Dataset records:

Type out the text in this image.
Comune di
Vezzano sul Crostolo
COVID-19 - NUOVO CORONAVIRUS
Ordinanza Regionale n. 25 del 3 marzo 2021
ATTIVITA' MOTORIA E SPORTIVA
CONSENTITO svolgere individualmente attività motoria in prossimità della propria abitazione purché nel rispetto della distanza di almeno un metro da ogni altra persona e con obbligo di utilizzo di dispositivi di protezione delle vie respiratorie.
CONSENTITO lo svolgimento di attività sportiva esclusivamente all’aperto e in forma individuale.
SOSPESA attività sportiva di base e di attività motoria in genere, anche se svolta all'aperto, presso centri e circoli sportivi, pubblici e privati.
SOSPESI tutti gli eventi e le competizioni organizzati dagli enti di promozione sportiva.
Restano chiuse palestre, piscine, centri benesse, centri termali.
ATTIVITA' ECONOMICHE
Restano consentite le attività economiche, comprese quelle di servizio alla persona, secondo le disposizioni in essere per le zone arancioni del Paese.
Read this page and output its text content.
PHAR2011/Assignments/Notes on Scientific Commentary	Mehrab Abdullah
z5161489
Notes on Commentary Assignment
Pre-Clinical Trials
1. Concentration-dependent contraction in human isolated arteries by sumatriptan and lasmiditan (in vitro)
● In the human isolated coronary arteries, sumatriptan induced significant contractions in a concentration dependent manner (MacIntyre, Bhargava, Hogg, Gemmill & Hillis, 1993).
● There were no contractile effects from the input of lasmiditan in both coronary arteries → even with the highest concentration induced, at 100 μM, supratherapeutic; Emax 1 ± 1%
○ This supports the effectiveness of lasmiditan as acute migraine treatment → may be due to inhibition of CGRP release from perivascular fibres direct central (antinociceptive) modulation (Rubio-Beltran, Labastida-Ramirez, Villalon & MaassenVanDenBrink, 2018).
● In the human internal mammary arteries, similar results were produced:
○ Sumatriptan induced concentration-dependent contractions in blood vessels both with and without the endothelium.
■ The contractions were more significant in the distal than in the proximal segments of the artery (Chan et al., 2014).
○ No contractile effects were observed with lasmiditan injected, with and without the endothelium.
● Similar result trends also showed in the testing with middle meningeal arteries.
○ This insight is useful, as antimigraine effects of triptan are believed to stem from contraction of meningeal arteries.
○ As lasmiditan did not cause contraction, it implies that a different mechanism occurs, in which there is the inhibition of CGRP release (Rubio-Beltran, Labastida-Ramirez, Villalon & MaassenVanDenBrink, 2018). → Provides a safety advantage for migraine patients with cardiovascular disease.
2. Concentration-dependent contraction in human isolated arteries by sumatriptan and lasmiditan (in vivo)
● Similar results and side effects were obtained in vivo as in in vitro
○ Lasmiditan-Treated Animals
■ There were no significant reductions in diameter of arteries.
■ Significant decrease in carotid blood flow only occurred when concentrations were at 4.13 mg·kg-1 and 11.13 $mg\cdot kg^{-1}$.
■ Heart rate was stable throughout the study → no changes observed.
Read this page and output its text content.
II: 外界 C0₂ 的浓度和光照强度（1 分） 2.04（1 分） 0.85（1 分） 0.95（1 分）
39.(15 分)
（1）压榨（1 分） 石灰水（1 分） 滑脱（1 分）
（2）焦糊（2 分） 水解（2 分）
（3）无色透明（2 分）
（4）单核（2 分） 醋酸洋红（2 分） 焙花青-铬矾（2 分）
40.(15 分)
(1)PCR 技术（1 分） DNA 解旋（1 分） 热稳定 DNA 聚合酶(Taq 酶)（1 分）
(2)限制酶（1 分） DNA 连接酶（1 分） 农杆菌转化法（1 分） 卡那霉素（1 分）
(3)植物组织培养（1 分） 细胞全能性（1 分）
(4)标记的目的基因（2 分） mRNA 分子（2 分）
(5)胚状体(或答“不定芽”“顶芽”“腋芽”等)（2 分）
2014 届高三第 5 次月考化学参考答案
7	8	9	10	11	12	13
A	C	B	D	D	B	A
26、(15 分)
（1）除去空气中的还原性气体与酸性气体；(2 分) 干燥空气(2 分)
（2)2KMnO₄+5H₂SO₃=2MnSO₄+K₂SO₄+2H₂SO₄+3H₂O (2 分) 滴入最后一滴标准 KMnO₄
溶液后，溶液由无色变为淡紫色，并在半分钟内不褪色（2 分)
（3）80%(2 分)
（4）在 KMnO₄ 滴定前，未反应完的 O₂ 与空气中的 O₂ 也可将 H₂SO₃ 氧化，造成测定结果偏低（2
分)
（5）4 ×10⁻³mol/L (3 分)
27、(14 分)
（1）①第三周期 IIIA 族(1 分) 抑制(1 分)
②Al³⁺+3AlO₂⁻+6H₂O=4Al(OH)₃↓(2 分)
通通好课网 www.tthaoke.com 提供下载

What is needed: Reproduce the entries above in full by retyping them exactly.

Exercise output:
Type out the text in this image.
Comune di
Vezzano sul Crostolo
COVID-19 - NUOVO CORONAVIRUS
Ordinanza Regionale n. 25 del 3 marzo 2021
ATTIVITA' MOTORIA E SPORTIVA
CONSENTITO svolgere individualmente attività motoria in prossimità della propria abitazione purché nel rispetto della distanza di almeno un metro da ogni altra persona e con obbligo di utilizzo di dispositivi di protezione delle vie respiratorie.
CONSENTITO lo svolgimento di attività sportiva esclusivamente all’aperto e in forma individuale.
SOSPESA attività sportiva di base e di attività motoria in genere, anche se svolta all'aperto, presso centri e circoli sportivi, pubblici e privati.
SOSPESI tutti gli eventi e le competizioni organizzati dagli enti di promozione sportiva.
Restano chiuse palestre, piscine, centri benesse, centri termali.
ATTIVITA' ECONOMICHE
Restano consentite le attività economiche, comprese quelle di servizio alla persona, secondo le disposizioni in essere per le zone arancioni del Paese.
Read this page and output its text content.
PHAR2011/Assignments/Notes on Scientific Commentary	Mehrab Abdullah
z5161489
Notes on Commentary Assignment
Pre-Clinical Trials
1. Concentration-dependent contraction in human isolated arteries by sumatriptan and lasmiditan (in vitro)
● In the human isolated coronary arteries, sumatriptan induced significant contractions in a concentration dependent manner (MacIntyre, Bhargava, Hogg, Gemmill & Hillis, 1993).
● There were no contractile effects from the input of lasmiditan in both coronary arteries → even with the highest concentration induced, at 100 μM, supratherapeutic; Emax 1 ± 1%
○ This supports the effectiveness of lasmiditan as acute migraine treatment → may be due to inhibition of CGRP release from perivascular fibres direct central (antinociceptive) modulation (Rubio-Beltran, Labastida-Ramirez, Villalon & MaassenVanDenBrink, 2018).
● In the human internal mammary arteries, similar results were produced:
○ Sumatriptan induced concentration-dependent contractions in blood vessels both with and without the endothelium.
■ The contractions were more significant in the distal than in the proximal segments of the artery (Chan et al., 2014).
○ No contractile effects were observed with lasmiditan injected, with and without the endothelium.
● Similar result trends also showed in the testing with middle meningeal arteries.
○ This insight is useful, as antimigraine effects of triptan are believed to stem from contraction of meningeal arteries.
○ As lasmiditan did not cause contraction, it implies that a different mechanism occurs, in which there is the inhibition of CGRP release (Rubio-Beltran, Labastida-Ramirez, Villalon & MaassenVanDenBrink, 2018). → Provides a safety advantage for migraine patients with cardiovascular disease.
2. Concentration-dependent contraction in human isolated arteries by sumatriptan and lasmiditan (in vivo)
● Similar results and side effects were obtained in vivo as in in vitro
○ Lasmiditan-Treated Animals
■ There were no significant reductions in diameter of arteries.
■ Significant decrease in carotid blood flow only occurred when concentrations were at 4.13 mg·kg-1 and 11.13 $mg\cdot kg^{-1}$.
■ Heart rate was stable throughout the study → no changes observed.
Read this page and output its text content.
II: 外界 C0₂ 的浓度和光照强度（1 分） 2.04（1 分） 0.85（1 分） 0.95（1 分）
39.(15 分)
（1）压榨（1 分） 石灰水（1 分） 滑脱（1 分）
（2）焦糊（2 分） 水解（2 分）
（3）无色透明（2 分）
（4）单核（2 分） 醋酸洋红（2 分） 焙花青-铬矾（2 分）
40.(15 分)
(1)PCR 技术（1 分） DNA 解旋（1 分） 热稳定 DNA 聚合酶(Taq 酶)（1 分）
(2)限制酶（1 分） DNA 连接酶（1 分） 农杆菌转化法（1 分） 卡那霉素（1 分）
(3)植物组织培养（1 分） 细胞全能性（1 分）
(4)标记的目的基因（2 分） mRNA 分子（2 分）
(5)胚状体(或答“不定芽”“顶芽”“腋芽”等)（2 分）
2014 届高三第 5 次月考化学参考答案
7	8	9	10	11	12	13
A	C	B	D	D	B	A
26、(15 分)
（1）除去空气中的还原性气体与酸性气体；(2 分) 干燥空气(2 分)
（2)2KMnO₄+5H₂SO₃=2MnSO₄+K₂SO₄+2H₂SO₄+3H₂O (2 分) 滴入最后一滴标准 KMnO₄
溶液后，溶液由无色变为淡紫色，并在半分钟内不褪色（2 分)
（3）80%(2 分)
（4）在 KMnO₄ 滴定前，未反应完的 O₂ 与空气中的 O₂ 也可将 H₂SO₃ 氧化，造成测定结果偏低（2
分)
（5）4 ×10⁻³mol/L (3 分)
27、(14 分)
（1）①第三周期 IIIA 族(1 分) 抑制(1 分)
②Al³⁺+3AlO₂⁻+6H₂O=4Al(OH)₃↓(2 分)
通通好课网 www.tthaoke.com 提供下载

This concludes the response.